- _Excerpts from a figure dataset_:
===

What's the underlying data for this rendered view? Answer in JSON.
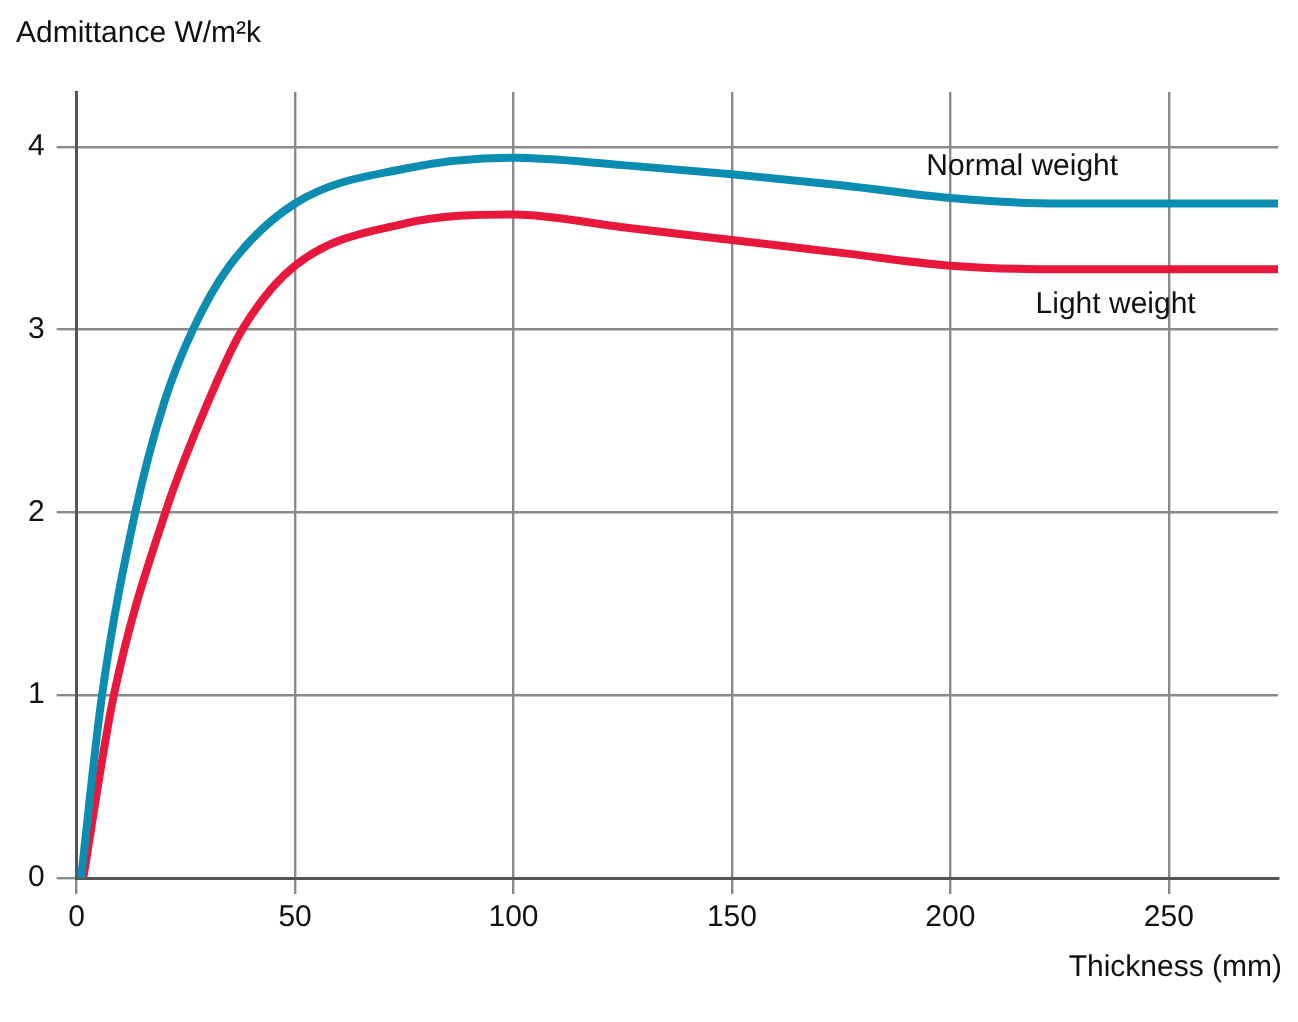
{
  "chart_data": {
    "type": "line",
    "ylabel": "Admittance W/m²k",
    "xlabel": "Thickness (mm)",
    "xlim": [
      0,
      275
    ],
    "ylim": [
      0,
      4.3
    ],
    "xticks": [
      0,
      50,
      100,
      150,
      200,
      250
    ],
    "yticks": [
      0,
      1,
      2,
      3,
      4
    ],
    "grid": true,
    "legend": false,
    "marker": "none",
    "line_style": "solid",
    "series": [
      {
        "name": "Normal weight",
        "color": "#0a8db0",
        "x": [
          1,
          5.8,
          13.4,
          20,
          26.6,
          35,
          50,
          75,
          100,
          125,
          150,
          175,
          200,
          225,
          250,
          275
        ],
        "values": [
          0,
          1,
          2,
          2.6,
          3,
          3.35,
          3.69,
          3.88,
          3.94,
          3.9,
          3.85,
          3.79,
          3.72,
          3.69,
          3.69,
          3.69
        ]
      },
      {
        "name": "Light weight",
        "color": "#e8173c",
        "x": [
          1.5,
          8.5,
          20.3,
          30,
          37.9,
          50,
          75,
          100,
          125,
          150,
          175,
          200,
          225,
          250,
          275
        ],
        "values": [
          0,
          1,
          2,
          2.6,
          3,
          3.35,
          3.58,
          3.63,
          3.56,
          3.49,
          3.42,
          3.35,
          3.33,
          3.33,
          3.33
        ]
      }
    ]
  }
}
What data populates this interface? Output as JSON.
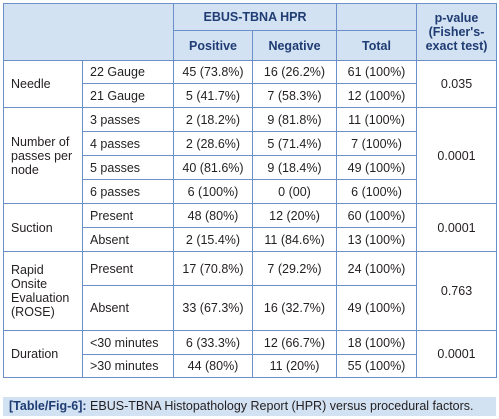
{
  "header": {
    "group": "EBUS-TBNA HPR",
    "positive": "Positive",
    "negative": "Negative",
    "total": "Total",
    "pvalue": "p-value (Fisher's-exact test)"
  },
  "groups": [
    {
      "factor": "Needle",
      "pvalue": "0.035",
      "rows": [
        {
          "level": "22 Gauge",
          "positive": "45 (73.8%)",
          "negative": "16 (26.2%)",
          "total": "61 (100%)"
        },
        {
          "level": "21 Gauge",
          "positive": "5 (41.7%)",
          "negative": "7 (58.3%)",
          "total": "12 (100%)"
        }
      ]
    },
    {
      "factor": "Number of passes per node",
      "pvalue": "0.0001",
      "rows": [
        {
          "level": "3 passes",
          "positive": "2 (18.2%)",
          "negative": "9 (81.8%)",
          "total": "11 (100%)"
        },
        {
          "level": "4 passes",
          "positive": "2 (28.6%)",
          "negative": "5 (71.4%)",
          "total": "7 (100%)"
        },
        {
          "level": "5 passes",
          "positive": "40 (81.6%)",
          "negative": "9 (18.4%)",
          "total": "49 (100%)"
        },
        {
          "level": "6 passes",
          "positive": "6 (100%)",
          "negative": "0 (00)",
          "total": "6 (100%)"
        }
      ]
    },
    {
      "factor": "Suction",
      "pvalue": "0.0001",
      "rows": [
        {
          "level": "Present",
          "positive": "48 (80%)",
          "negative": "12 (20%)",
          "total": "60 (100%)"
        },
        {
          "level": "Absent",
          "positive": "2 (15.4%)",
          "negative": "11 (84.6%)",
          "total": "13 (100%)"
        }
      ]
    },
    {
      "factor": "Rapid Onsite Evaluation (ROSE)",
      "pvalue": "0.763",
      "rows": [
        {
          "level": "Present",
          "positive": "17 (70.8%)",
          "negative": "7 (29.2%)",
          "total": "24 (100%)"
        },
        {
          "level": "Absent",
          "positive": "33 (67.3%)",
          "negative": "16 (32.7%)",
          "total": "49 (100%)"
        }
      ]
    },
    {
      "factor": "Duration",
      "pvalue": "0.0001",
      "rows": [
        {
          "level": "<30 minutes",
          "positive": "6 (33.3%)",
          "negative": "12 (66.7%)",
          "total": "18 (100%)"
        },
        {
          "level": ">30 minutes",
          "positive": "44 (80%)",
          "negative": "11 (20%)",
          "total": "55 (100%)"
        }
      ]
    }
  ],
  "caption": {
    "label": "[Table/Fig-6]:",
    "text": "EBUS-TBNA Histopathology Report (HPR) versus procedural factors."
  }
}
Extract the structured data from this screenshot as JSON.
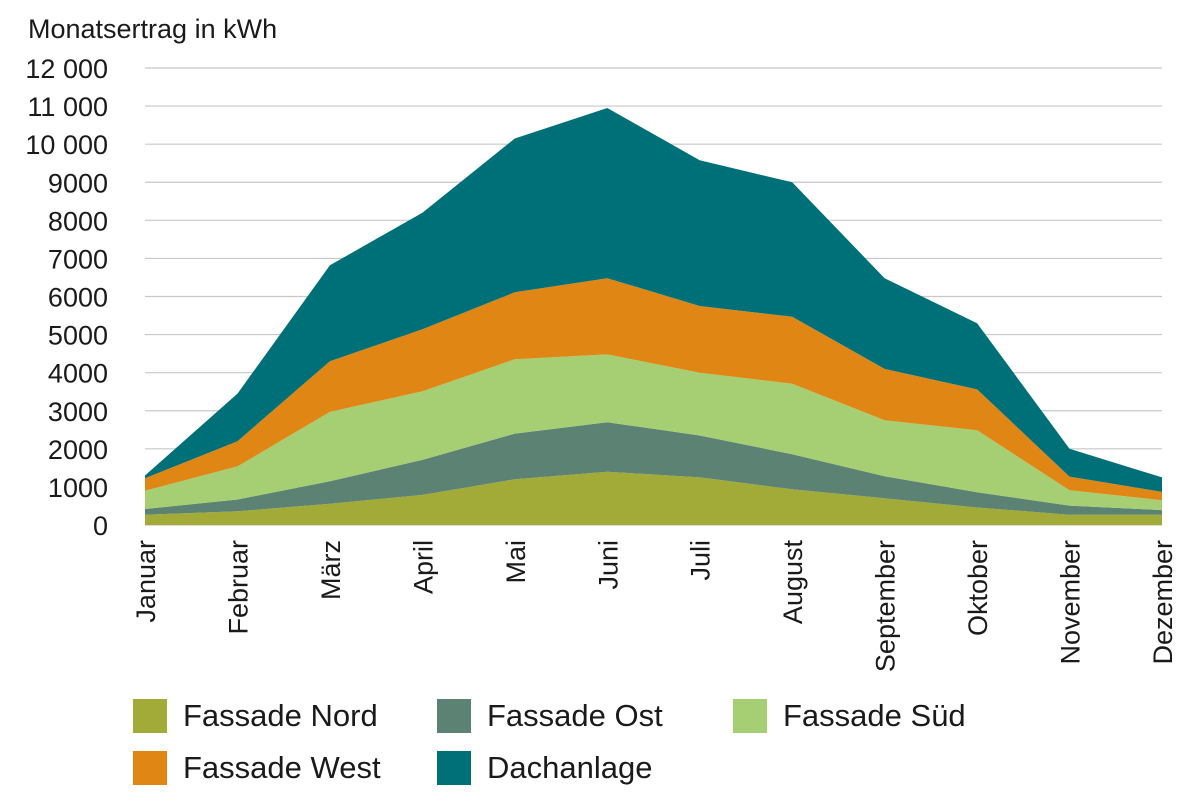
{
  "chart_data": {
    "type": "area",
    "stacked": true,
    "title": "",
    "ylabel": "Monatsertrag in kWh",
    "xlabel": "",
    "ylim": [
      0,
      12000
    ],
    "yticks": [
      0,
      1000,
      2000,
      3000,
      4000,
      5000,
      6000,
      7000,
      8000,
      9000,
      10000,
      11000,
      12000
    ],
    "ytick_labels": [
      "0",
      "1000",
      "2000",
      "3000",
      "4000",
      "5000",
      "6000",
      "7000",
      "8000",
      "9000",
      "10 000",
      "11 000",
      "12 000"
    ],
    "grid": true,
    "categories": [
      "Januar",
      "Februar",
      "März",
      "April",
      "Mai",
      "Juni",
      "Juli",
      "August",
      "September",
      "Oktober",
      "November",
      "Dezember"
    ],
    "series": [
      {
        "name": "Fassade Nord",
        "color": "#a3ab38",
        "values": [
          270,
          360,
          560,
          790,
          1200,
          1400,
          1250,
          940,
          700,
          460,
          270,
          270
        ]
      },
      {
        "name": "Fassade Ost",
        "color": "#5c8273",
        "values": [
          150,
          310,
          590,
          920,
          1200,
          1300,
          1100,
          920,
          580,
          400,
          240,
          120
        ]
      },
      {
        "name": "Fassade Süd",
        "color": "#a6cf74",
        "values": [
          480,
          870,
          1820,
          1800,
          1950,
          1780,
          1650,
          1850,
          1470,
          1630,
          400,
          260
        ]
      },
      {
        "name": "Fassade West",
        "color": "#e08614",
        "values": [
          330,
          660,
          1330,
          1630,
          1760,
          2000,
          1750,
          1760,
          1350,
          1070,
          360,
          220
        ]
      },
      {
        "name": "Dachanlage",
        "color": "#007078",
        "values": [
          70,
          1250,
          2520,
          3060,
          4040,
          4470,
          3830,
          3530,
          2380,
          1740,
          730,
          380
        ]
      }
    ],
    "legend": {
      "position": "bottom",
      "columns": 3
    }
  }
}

===

Go through the entries above and print each one exactly, minus the pictures.

What's the underlying data for this rendered view? Answer in JSON.
{
  "chart_data": {
    "type": "line",
    "ylabel": "Admittance W/m²k",
    "xlabel": "Thickness (mm)",
    "xlim": [
      0,
      275
    ],
    "ylim": [
      0,
      4.3
    ],
    "xticks": [
      0,
      50,
      100,
      150,
      200,
      250
    ],
    "yticks": [
      0,
      1,
      2,
      3,
      4
    ],
    "grid": true,
    "legend": false,
    "marker": "none",
    "line_style": "solid",
    "series": [
      {
        "name": "Normal weight",
        "color": "#0a8db0",
        "x": [
          1,
          5.8,
          13.4,
          20,
          26.6,
          35,
          50,
          75,
          100,
          125,
          150,
          175,
          200,
          225,
          250,
          275
        ],
        "values": [
          0,
          1,
          2,
          2.6,
          3,
          3.35,
          3.69,
          3.88,
          3.94,
          3.9,
          3.85,
          3.79,
          3.72,
          3.69,
          3.69,
          3.69
        ]
      },
      {
        "name": "Light weight",
        "color": "#e8173c",
        "x": [
          1.5,
          8.5,
          20.3,
          30,
          37.9,
          50,
          75,
          100,
          125,
          150,
          175,
          200,
          225,
          250,
          275
        ],
        "values": [
          0,
          1,
          2,
          2.6,
          3,
          3.35,
          3.58,
          3.63,
          3.56,
          3.49,
          3.42,
          3.35,
          3.33,
          3.33,
          3.33
        ]
      }
    ]
  }
}
What data populates this interface? Output as JSON.
{
  "header": {
    "group": "EBUS-TBNA HPR",
    "positive": "Positive",
    "negative": "Negative",
    "total": "Total",
    "pvalue": "p-value (Fisher's-exact test)"
  },
  "groups": [
    {
      "factor": "Needle",
      "pvalue": "0.035",
      "rows": [
        {
          "level": "22 Gauge",
          "positive": "45 (73.8%)",
          "negative": "16 (26.2%)",
          "total": "61 (100%)"
        },
        {
          "level": "21 Gauge",
          "positive": "5 (41.7%)",
          "negative": "7 (58.3%)",
          "total": "12 (100%)"
        }
      ]
    },
    {
      "factor": "Number of passes per node",
      "pvalue": "0.0001",
      "rows": [
        {
          "level": "3 passes",
          "positive": "2 (18.2%)",
          "negative": "9 (81.8%)",
          "total": "11 (100%)"
        },
        {
          "level": "4 passes",
          "positive": "2 (28.6%)",
          "negative": "5 (71.4%)",
          "total": "7 (100%)"
        },
        {
          "level": "5 passes",
          "positive": "40 (81.6%)",
          "negative": "9 (18.4%)",
          "total": "49 (100%)"
        },
        {
          "level": "6 passes",
          "positive": "6 (100%)",
          "negative": "0 (00)",
          "total": "6 (100%)"
        }
      ]
    },
    {
      "factor": "Suction",
      "pvalue": "0.0001",
      "rows": [
        {
          "level": "Present",
          "positive": "48 (80%)",
          "negative": "12 (20%)",
          "total": "60 (100%)"
        },
        {
          "level": "Absent",
          "positive": "2 (15.4%)",
          "negative": "11 (84.6%)",
          "total": "13 (100%)"
        }
      ]
    },
    {
      "factor": "Rapid Onsite Evaluation (ROSE)",
      "pvalue": "0.763",
      "rows": [
        {
          "level": "Present",
          "positive": "17 (70.8%)",
          "negative": "7 (29.2%)",
          "total": "24 (100%)"
        },
        {
          "level": "Absent",
          "positive": "33 (67.3%)",
          "negative": "16 (32.7%)",
          "total": "49 (100%)"
        }
      ]
    },
    {
      "factor": "Duration",
      "pvalue": "0.0001",
      "rows": [
        {
          "level": "<30 minutes",
          "positive": "6 (33.3%)",
          "negative": "12 (66.7%)",
          "total": "18 (100%)"
        },
        {
          "level": ">30 minutes",
          "positive": "44 (80%)",
          "negative": "11 (20%)",
          "total": "55 (100%)"
        }
      ]
    }
  ],
  "caption": {
    "label": "[Table/Fig-6]:",
    "text": "EBUS-TBNA Histopathology Report (HPR) versus procedural factors."
  }
}
Extract the structured data from this screenshot as JSON.
{
  "chart_data": {
    "type": "area",
    "stacked": true,
    "title": "",
    "ylabel": "Monatsertrag in kWh",
    "xlabel": "",
    "ylim": [
      0,
      12000
    ],
    "yticks": [
      0,
      1000,
      2000,
      3000,
      4000,
      5000,
      6000,
      7000,
      8000,
      9000,
      10000,
      11000,
      12000
    ],
    "ytick_labels": [
      "0",
      "1000",
      "2000",
      "3000",
      "4000",
      "5000",
      "6000",
      "7000",
      "8000",
      "9000",
      "10 000",
      "11 000",
      "12 000"
    ],
    "grid": true,
    "categories": [
      "Januar",
      "Februar",
      "März",
      "April",
      "Mai",
      "Juni",
      "Juli",
      "August",
      "September",
      "Oktober",
      "November",
      "Dezember"
    ],
    "series": [
      {
        "name": "Fassade Nord",
        "color": "#a3ab38",
        "values": [
          270,
          360,
          560,
          790,
          1200,
          1400,
          1250,
          940,
          700,
          460,
          270,
          270
        ]
      },
      {
        "name": "Fassade Ost",
        "color": "#5c8273",
        "values": [
          150,
          310,
          590,
          920,
          1200,
          1300,
          1100,
          920,
          580,
          400,
          240,
          120
        ]
      },
      {
        "name": "Fassade Süd",
        "color": "#a6cf74",
        "values": [
          480,
          870,
          1820,
          1800,
          1950,
          1780,
          1650,
          1850,
          1470,
          1630,
          400,
          260
        ]
      },
      {
        "name": "Fassade West",
        "color": "#e08614",
        "values": [
          330,
          660,
          1330,
          1630,
          1760,
          2000,
          1750,
          1760,
          1350,
          1070,
          360,
          220
        ]
      },
      {
        "name": "Dachanlage",
        "color": "#007078",
        "values": [
          70,
          1250,
          2520,
          3060,
          4040,
          4470,
          3830,
          3530,
          2380,
          1740,
          730,
          380
        ]
      }
    ],
    "legend": {
      "position": "bottom",
      "columns": 3
    }
  }
}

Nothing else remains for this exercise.